-------- Data in this exercise --------

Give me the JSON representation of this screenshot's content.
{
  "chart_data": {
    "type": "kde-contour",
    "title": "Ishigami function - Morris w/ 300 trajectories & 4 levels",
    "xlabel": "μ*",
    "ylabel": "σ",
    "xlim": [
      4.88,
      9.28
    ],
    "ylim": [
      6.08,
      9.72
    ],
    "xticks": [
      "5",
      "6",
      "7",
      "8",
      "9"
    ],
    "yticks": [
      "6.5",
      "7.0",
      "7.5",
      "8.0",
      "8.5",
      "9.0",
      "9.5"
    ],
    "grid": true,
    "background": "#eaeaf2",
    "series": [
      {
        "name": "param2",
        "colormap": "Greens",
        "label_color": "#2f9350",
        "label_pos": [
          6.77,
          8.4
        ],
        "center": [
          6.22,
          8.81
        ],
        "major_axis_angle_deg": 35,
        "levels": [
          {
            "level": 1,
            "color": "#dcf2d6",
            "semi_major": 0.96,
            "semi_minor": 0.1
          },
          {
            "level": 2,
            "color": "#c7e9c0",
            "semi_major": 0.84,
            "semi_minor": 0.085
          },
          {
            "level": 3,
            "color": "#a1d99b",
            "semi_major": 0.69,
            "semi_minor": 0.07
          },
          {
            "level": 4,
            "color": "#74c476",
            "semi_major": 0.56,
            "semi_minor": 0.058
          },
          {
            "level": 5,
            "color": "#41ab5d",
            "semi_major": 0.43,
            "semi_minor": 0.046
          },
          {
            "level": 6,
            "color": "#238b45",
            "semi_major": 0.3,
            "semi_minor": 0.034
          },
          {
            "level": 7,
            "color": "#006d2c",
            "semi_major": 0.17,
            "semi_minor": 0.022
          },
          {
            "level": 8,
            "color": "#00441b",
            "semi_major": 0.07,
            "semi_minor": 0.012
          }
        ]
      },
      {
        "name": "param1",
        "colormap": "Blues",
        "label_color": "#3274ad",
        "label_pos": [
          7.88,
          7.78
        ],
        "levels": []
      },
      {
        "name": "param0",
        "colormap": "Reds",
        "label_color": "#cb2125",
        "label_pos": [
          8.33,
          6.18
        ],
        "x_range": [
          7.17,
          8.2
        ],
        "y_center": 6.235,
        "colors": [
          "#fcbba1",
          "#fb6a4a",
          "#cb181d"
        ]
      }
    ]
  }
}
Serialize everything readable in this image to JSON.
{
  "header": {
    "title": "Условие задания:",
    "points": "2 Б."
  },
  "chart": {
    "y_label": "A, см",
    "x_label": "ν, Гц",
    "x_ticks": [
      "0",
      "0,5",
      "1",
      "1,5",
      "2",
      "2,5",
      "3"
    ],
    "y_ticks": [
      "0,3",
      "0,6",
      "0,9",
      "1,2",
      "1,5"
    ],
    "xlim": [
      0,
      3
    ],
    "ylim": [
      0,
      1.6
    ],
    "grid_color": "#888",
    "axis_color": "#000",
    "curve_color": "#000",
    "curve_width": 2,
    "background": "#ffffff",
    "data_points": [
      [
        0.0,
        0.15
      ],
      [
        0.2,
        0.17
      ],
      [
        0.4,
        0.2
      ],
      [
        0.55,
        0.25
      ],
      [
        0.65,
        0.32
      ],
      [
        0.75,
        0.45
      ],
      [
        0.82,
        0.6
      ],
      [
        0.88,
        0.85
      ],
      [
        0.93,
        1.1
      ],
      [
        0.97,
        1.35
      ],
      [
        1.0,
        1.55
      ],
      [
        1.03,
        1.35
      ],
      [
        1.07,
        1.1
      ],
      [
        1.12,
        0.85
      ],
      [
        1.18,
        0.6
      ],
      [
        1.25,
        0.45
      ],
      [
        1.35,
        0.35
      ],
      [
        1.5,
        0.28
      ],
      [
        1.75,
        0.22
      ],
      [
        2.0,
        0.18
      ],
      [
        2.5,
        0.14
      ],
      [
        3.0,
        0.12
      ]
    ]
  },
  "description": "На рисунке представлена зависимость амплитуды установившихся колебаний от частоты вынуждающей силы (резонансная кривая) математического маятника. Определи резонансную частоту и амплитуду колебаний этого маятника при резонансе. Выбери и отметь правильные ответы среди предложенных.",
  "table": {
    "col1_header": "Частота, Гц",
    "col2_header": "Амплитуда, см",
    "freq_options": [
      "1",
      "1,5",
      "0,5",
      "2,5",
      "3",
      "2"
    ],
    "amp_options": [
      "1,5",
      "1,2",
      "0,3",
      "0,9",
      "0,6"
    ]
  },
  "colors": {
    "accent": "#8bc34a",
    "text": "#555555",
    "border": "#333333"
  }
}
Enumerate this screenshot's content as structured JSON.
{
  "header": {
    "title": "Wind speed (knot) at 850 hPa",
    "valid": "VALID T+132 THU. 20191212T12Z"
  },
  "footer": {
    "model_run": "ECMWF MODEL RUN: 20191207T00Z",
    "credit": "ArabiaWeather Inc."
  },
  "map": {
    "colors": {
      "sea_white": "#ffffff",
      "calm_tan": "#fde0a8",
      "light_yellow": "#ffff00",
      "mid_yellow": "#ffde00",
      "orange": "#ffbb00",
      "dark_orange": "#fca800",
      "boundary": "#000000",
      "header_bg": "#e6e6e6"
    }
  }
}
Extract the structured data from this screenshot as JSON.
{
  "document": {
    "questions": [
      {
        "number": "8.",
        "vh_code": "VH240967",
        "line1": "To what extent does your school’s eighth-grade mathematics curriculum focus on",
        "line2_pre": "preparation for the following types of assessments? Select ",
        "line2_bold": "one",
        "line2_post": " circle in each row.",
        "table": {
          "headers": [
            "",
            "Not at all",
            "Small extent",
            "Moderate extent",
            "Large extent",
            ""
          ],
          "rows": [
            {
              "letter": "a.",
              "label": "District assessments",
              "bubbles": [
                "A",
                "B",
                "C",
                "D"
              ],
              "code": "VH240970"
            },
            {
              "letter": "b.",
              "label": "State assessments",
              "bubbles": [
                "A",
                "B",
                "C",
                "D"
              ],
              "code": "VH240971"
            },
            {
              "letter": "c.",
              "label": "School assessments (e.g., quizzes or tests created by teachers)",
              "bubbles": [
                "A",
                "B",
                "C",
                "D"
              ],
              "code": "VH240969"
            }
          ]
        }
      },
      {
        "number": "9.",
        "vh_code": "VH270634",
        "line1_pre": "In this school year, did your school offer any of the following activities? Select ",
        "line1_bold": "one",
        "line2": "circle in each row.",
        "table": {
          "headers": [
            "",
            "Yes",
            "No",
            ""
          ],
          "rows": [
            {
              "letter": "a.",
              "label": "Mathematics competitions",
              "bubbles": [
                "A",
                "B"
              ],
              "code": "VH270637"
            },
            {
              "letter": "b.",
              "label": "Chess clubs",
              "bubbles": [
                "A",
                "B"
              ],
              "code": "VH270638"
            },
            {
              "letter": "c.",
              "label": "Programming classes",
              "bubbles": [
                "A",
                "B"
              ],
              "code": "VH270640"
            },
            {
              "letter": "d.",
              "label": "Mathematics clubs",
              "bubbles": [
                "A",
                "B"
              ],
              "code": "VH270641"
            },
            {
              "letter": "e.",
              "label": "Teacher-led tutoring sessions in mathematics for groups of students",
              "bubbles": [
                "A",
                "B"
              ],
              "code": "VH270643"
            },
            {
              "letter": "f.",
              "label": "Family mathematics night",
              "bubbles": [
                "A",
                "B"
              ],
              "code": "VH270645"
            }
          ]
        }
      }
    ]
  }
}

--------

Instructions for the task: Output the entries verbatim.

Response for this exercise:
Give me the JSON representation of this screenshot's content.
{
  "chart_data": {
    "type": "kde-contour",
    "title": "Ishigami function - Morris w/ 300 trajectories & 4 levels",
    "xlabel": "μ*",
    "ylabel": "σ",
    "xlim": [
      4.88,
      9.28
    ],
    "ylim": [
      6.08,
      9.72
    ],
    "xticks": [
      "5",
      "6",
      "7",
      "8",
      "9"
    ],
    "yticks": [
      "6.5",
      "7.0",
      "7.5",
      "8.0",
      "8.5",
      "9.0",
      "9.5"
    ],
    "grid": true,
    "background": "#eaeaf2",
    "series": [
      {
        "name": "param2",
        "colormap": "Greens",
        "label_color": "#2f9350",
        "label_pos": [
          6.77,
          8.4
        ],
        "center": [
          6.22,
          8.81
        ],
        "major_axis_angle_deg": 35,
        "levels": [
          {
            "level": 1,
            "color": "#dcf2d6",
            "semi_major": 0.96,
            "semi_minor": 0.1
          },
          {
            "level": 2,
            "color": "#c7e9c0",
            "semi_major": 0.84,
            "semi_minor": 0.085
          },
          {
            "level": 3,
            "color": "#a1d99b",
            "semi_major": 0.69,
            "semi_minor": 0.07
          },
          {
            "level": 4,
            "color": "#74c476",
            "semi_major": 0.56,
            "semi_minor": 0.058
          },
          {
            "level": 5,
            "color": "#41ab5d",
            "semi_major": 0.43,
            "semi_minor": 0.046
          },
          {
            "level": 6,
            "color": "#238b45",
            "semi_major": 0.3,
            "semi_minor": 0.034
          },
          {
            "level": 7,
            "color": "#006d2c",
            "semi_major": 0.17,
            "semi_minor": 0.022
          },
          {
            "level": 8,
            "color": "#00441b",
            "semi_major": 0.07,
            "semi_minor": 0.012
          }
        ]
      },
      {
        "name": "param1",
        "colormap": "Blues",
        "label_color": "#3274ad",
        "label_pos": [
          7.88,
          7.78
        ],
        "levels": []
      },
      {
        "name": "param0",
        "colormap": "Reds",
        "label_color": "#cb2125",
        "label_pos": [
          8.33,
          6.18
        ],
        "x_range": [
          7.17,
          8.2
        ],
        "y_center": 6.235,
        "colors": [
          "#fcbba1",
          "#fb6a4a",
          "#cb181d"
        ]
      }
    ]
  }
}
Serialize everything readable in this image to JSON.
{
  "header": {
    "title": "Условие задания:",
    "points": "2 Б."
  },
  "chart": {
    "y_label": "A, см",
    "x_label": "ν, Гц",
    "x_ticks": [
      "0",
      "0,5",
      "1",
      "1,5",
      "2",
      "2,5",
      "3"
    ],
    "y_ticks": [
      "0,3",
      "0,6",
      "0,9",
      "1,2",
      "1,5"
    ],
    "xlim": [
      0,
      3
    ],
    "ylim": [
      0,
      1.6
    ],
    "grid_color": "#888",
    "axis_color": "#000",
    "curve_color": "#000",
    "curve_width": 2,
    "background": "#ffffff",
    "data_points": [
      [
        0.0,
        0.15
      ],
      [
        0.2,
        0.17
      ],
      [
        0.4,
        0.2
      ],
      [
        0.55,
        0.25
      ],
      [
        0.65,
        0.32
      ],
      [
        0.75,
        0.45
      ],
      [
        0.82,
        0.6
      ],
      [
        0.88,
        0.85
      ],
      [
        0.93,
        1.1
      ],
      [
        0.97,
        1.35
      ],
      [
        1.0,
        1.55
      ],
      [
        1.03,
        1.35
      ],
      [
        1.07,
        1.1
      ],
      [
        1.12,
        0.85
      ],
      [
        1.18,
        0.6
      ],
      [
        1.25,
        0.45
      ],
      [
        1.35,
        0.35
      ],
      [
        1.5,
        0.28
      ],
      [
        1.75,
        0.22
      ],
      [
        2.0,
        0.18
      ],
      [
        2.5,
        0.14
      ],
      [
        3.0,
        0.12
      ]
    ]
  },
  "description": "На рисунке представлена зависимость амплитуды установившихся колебаний от частоты вынуждающей силы (резонансная кривая) математического маятника. Определи резонансную частоту и амплитуду колебаний этого маятника при резонансе. Выбери и отметь правильные ответы среди предложенных.",
  "table": {
    "col1_header": "Частота, Гц",
    "col2_header": "Амплитуда, см",
    "freq_options": [
      "1",
      "1,5",
      "0,5",
      "2,5",
      "3",
      "2"
    ],
    "amp_options": [
      "1,5",
      "1,2",
      "0,3",
      "0,9",
      "0,6"
    ]
  },
  "colors": {
    "accent": "#8bc34a",
    "text": "#555555",
    "border": "#333333"
  }
}
Enumerate this screenshot's content as structured JSON.
{
  "header": {
    "title": "Wind speed (knot) at 850 hPa",
    "valid": "VALID T+132 THU. 20191212T12Z"
  },
  "footer": {
    "model_run": "ECMWF MODEL RUN: 20191207T00Z",
    "credit": "ArabiaWeather Inc."
  },
  "map": {
    "colors": {
      "sea_white": "#ffffff",
      "calm_tan": "#fde0a8",
      "light_yellow": "#ffff00",
      "mid_yellow": "#ffde00",
      "orange": "#ffbb00",
      "dark_orange": "#fca800",
      "boundary": "#000000",
      "header_bg": "#e6e6e6"
    }
  }
}
Extract the structured data from this screenshot as JSON.
{
  "document": {
    "questions": [
      {
        "number": "8.",
        "vh_code": "VH240967",
        "line1": "To what extent does your school’s eighth-grade mathematics curriculum focus on",
        "line2_pre": "preparation for the following types of assessments? Select ",
        "line2_bold": "one",
        "line2_post": " circle in each row.",
        "table": {
          "headers": [
            "",
            "Not at all",
            "Small extent",
            "Moderate extent",
            "Large extent",
            ""
          ],
          "rows": [
            {
              "letter": "a.",
              "label": "District assessments",
              "bubbles": [
                "A",
                "B",
                "C",
                "D"
              ],
              "code": "VH240970"
            },
            {
              "letter": "b.",
              "label": "State assessments",
              "bubbles": [
                "A",
                "B",
                "C",
                "D"
              ],
              "code": "VH240971"
            },
            {
              "letter": "c.",
              "label": "School assessments (e.g., quizzes or tests created by teachers)",
              "bubbles": [
                "A",
                "B",
                "C",
                "D"
              ],
              "code": "VH240969"
            }
          ]
        }
      },
      {
        "number": "9.",
        "vh_code": "VH270634",
        "line1_pre": "In this school year, did your school offer any of the following activities? Select ",
        "line1_bold": "one",
        "line2": "circle in each row.",
        "table": {
          "headers": [
            "",
            "Yes",
            "No",
            ""
          ],
          "rows": [
            {
              "letter": "a.",
              "label": "Mathematics competitions",
              "bubbles": [
                "A",
                "B"
              ],
              "code": "VH270637"
            },
            {
              "letter": "b.",
              "label": "Chess clubs",
              "bubbles": [
                "A",
                "B"
              ],
              "code": "VH270638"
            },
            {
              "letter": "c.",
              "label": "Programming classes",
              "bubbles": [
                "A",
                "B"
              ],
              "code": "VH270640"
            },
            {
              "letter": "d.",
              "label": "Mathematics clubs",
              "bubbles": [
                "A",
                "B"
              ],
              "code": "VH270641"
            },
            {
              "letter": "e.",
              "label": "Teacher-led tutoring sessions in mathematics for groups of students",
              "bubbles": [
                "A",
                "B"
              ],
              "code": "VH270643"
            },
            {
              "letter": "f.",
              "label": "Family mathematics night",
              "bubbles": [
                "A",
                "B"
              ],
              "code": "VH270645"
            }
          ]
        }
      }
    ]
  }
}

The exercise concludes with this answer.